__WRITTEN PROBLEM__
Which lines contain the string "电话用语应文明"? Please list every one of them.

Items from a dataset:

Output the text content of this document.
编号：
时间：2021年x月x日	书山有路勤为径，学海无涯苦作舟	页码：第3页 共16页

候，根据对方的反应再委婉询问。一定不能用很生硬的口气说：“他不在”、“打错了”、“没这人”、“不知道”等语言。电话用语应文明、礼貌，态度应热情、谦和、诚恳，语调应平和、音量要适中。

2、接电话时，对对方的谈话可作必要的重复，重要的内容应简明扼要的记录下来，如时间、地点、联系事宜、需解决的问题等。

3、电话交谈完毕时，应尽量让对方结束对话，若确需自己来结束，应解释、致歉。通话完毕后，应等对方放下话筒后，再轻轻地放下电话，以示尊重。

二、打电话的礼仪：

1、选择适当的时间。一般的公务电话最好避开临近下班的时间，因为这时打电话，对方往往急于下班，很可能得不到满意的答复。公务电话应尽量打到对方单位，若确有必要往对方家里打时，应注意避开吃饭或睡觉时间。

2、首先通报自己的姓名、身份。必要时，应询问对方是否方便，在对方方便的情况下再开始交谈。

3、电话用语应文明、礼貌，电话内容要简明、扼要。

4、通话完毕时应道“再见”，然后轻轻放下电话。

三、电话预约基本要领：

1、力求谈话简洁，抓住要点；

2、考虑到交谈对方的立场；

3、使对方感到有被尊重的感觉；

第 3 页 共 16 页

__ANSWER TO THIS PROBLEM__
候，根据对方的反应再委婉询问。一定不能用很生硬的口气说：“他不在”、“打错了”、“没这人”、“不知道”等语言。电话用语应文明、礼貌，态度应热情、谦和、诚恳，语调应平和、音量要适中。
3、电话用语应文明、礼貌，电话内容要简明、扼要。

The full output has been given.